TO BE DONE. Reproduce the records below exactly as given.

RECORDS PROVIDED.
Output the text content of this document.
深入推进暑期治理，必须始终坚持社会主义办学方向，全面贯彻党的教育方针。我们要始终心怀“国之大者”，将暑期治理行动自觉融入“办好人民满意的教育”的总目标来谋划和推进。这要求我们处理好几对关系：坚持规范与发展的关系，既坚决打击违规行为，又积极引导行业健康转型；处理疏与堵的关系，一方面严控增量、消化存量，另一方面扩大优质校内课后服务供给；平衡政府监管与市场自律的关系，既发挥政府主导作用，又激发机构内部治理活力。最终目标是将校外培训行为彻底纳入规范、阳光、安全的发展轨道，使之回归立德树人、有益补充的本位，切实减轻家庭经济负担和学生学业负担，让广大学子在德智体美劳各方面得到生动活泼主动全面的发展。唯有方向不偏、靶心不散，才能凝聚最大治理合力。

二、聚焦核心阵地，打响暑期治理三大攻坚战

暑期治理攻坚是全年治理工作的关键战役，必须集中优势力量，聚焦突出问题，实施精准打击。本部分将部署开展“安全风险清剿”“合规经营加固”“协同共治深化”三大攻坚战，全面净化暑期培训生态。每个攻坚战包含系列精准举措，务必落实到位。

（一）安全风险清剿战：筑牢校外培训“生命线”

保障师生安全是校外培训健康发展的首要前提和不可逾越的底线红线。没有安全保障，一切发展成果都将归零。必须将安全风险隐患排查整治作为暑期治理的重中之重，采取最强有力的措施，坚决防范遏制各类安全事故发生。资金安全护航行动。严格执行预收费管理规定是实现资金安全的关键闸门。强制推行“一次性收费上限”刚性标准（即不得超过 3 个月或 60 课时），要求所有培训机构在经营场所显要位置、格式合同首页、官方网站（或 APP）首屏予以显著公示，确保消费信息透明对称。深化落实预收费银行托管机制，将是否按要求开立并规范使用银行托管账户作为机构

EXERCISE RESULT.
Output the text content of this document.
深入推进暑期治理，必须始终坚持社会主义办学方向，全面贯彻党的教育方针。我们要始终心怀“国之大者”，将暑期治理行动自觉融入“办好人民满意的教育”的总目标来谋划和推进。这要求我们处理好几对关系：坚持规范与发展的关系，既坚决打击违规行为，又积极引导行业健康转型；处理疏与堵的关系，一方面严控增量、消化存量，另一方面扩大优质校内课后服务供给；平衡政府监管与市场自律的关系，既发挥政府主导作用，又激发机构内部治理活力。最终目标是将校外培训行为彻底纳入规范、阳光、安全的发展轨道，使之回归立德树人、有益补充的本位，切实减轻家庭经济负担和学生学业负担，让广大学子在德智体美劳各方面得到生动活泼主动全面的发展。唯有方向不偏、靶心不散，才能凝聚最大治理合力。

二、聚焦核心阵地，打响暑期治理三大攻坚战

暑期治理攻坚是全年治理工作的关键战役，必须集中优势力量，聚焦突出问题，实施精准打击。本部分将部署开展“安全风险清剿”“合规经营加固”“协同共治深化”三大攻坚战，全面净化暑期培训生态。每个攻坚战包含系列精准举措，务必落实到位。

（一）安全风险清剿战：筑牢校外培训“生命线”

保障师生安全是校外培训健康发展的首要前提和不可逾越的底线红线。没有安全保障，一切发展成果都将归零。必须将安全风险隐患排查整治作为暑期治理的重中之重，采取最强有力的措施，坚决防范遏制各类安全事故发生。资金安全护航行动。严格执行预收费管理规定是实现资金安全的关键闸门。强制推行“一次性收费上限”刚性标准（即不得超过 3 个月或 60 课时），要求所有培训机构在经营场所显要位置、格式合同首页、官方网站（或 APP）首屏予以显著公示，确保消费信息透明对称。深化落实预收费银行托管机制，将是否按要求开立并规范使用银行托管账户作为机构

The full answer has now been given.